Search the data for the string "xlabel" and extract every line where it appears.
==== Exercise materials
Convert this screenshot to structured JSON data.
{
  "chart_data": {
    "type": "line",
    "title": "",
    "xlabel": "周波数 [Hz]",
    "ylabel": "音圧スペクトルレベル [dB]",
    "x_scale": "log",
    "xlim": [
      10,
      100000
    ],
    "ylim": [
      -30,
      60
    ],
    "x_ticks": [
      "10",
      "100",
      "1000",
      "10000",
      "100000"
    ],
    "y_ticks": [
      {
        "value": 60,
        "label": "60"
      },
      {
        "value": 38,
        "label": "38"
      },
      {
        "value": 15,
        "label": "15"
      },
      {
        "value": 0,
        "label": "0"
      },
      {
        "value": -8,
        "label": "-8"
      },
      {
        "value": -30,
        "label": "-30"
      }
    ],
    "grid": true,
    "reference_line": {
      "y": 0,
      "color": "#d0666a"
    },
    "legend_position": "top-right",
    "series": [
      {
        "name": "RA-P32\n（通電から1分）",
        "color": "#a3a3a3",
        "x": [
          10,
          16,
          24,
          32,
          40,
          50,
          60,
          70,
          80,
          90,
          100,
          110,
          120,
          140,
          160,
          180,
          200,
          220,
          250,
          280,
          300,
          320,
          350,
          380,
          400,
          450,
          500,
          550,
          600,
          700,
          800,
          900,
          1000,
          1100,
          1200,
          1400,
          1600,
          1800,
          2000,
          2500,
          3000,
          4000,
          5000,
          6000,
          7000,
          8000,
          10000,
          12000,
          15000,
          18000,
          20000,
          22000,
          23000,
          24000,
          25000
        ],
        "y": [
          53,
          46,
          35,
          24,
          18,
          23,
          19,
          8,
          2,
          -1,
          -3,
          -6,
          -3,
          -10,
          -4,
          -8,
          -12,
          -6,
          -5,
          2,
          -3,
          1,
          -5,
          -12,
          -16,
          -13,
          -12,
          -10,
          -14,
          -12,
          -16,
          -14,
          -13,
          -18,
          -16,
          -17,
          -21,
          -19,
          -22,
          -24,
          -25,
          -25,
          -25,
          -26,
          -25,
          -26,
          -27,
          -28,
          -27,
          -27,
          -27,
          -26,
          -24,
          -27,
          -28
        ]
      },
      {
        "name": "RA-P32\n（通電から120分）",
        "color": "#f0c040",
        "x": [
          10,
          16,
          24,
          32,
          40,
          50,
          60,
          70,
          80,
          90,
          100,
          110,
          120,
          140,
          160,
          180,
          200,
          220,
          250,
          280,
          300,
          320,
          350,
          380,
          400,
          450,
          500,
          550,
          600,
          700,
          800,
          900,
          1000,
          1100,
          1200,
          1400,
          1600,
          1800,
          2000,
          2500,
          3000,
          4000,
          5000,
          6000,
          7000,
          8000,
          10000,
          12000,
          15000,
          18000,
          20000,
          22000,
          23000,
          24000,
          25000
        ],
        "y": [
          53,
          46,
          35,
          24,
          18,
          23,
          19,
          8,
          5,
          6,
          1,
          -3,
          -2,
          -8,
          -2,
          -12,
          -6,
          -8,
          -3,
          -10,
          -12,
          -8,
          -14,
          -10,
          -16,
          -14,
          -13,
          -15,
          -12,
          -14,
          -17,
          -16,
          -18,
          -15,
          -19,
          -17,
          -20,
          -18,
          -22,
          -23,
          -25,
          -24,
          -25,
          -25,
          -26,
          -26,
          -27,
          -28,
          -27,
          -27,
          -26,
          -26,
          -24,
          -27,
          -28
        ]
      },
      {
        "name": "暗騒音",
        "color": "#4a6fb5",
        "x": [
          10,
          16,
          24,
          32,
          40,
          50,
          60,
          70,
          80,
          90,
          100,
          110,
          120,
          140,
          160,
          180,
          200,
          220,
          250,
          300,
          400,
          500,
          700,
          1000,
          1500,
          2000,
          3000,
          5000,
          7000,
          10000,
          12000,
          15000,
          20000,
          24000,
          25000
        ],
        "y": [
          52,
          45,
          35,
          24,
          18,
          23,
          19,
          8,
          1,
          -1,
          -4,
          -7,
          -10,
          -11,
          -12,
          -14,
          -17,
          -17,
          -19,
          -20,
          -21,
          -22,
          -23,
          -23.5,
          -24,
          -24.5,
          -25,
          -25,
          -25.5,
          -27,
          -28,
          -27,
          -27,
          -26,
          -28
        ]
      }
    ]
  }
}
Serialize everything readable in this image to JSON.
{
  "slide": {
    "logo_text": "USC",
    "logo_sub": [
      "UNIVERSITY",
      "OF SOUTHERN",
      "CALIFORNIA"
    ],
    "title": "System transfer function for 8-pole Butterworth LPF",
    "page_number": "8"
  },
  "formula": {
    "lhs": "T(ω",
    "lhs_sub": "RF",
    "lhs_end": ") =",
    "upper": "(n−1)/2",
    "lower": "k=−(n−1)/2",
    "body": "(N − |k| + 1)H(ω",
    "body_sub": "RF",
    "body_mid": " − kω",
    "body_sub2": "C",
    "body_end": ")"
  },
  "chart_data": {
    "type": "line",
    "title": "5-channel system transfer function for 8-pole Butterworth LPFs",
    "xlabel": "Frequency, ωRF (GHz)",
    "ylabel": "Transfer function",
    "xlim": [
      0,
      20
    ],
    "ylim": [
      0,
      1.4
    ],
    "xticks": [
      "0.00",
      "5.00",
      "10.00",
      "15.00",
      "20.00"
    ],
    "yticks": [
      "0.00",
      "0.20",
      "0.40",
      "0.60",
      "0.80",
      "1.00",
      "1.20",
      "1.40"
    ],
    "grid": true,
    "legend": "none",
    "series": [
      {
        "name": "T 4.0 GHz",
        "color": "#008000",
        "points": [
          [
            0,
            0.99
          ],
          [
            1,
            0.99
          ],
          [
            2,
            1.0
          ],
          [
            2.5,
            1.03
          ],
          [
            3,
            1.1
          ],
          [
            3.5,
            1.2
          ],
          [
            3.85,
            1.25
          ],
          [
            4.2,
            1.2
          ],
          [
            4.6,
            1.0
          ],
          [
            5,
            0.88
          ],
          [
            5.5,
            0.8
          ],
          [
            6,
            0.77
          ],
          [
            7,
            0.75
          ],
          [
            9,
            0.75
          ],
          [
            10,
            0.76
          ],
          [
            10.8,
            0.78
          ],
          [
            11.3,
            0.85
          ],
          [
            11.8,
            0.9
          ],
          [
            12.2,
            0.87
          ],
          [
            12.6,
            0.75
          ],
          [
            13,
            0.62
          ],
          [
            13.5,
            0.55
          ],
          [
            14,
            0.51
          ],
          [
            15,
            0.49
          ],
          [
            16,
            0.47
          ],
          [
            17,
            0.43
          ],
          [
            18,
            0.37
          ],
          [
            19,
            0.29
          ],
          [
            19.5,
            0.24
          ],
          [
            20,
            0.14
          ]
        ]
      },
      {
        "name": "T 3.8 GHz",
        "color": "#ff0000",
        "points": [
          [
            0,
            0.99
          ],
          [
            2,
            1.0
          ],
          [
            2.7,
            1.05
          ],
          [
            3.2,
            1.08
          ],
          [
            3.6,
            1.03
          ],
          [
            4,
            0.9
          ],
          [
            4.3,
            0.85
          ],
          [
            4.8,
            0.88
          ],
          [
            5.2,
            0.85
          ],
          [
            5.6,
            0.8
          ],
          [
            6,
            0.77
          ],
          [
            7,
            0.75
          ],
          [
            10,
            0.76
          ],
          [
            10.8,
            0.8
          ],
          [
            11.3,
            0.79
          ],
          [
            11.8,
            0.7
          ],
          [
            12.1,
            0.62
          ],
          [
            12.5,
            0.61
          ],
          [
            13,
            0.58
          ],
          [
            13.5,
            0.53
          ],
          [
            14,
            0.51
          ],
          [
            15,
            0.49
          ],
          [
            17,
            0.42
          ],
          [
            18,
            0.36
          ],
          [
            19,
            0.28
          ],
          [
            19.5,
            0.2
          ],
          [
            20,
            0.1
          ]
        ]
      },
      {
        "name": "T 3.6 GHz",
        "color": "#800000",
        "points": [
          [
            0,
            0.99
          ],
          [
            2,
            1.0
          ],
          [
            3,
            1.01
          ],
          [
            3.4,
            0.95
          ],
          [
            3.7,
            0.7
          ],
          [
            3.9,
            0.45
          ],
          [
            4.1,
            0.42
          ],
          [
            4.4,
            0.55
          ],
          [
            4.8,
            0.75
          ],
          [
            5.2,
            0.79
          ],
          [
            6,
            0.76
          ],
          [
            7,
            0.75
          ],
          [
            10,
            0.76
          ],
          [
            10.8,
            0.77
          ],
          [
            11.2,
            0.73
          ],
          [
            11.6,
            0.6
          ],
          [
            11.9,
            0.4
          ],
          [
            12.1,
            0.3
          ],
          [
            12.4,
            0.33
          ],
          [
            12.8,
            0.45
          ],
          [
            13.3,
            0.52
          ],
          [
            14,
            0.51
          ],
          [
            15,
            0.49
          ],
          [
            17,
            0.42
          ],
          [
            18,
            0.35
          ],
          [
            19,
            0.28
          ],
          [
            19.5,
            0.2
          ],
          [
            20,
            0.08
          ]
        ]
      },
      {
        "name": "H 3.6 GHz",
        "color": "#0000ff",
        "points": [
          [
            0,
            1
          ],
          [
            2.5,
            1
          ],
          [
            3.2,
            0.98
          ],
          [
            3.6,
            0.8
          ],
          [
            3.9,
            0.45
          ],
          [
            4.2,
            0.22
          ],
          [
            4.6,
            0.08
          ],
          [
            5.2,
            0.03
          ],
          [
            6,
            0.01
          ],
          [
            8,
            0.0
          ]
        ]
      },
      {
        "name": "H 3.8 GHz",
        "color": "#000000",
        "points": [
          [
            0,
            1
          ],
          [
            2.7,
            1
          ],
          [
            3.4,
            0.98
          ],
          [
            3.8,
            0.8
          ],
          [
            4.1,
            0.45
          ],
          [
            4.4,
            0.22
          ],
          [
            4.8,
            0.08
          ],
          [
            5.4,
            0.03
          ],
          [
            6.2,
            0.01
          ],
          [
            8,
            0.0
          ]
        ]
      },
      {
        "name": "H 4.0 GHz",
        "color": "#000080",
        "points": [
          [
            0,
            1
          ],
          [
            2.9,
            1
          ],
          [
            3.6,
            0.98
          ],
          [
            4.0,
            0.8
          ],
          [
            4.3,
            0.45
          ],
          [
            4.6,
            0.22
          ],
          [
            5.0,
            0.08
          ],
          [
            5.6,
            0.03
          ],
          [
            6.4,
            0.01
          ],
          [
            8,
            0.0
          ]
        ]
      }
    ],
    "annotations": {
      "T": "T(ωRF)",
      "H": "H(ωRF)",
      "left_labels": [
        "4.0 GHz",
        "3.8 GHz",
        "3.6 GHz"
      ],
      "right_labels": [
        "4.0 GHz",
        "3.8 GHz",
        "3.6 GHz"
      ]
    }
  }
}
========
## [Finished task]
    "xlabel": "周波数 [Hz]",
    "xlabel": "Frequency, ωRF (GHz)",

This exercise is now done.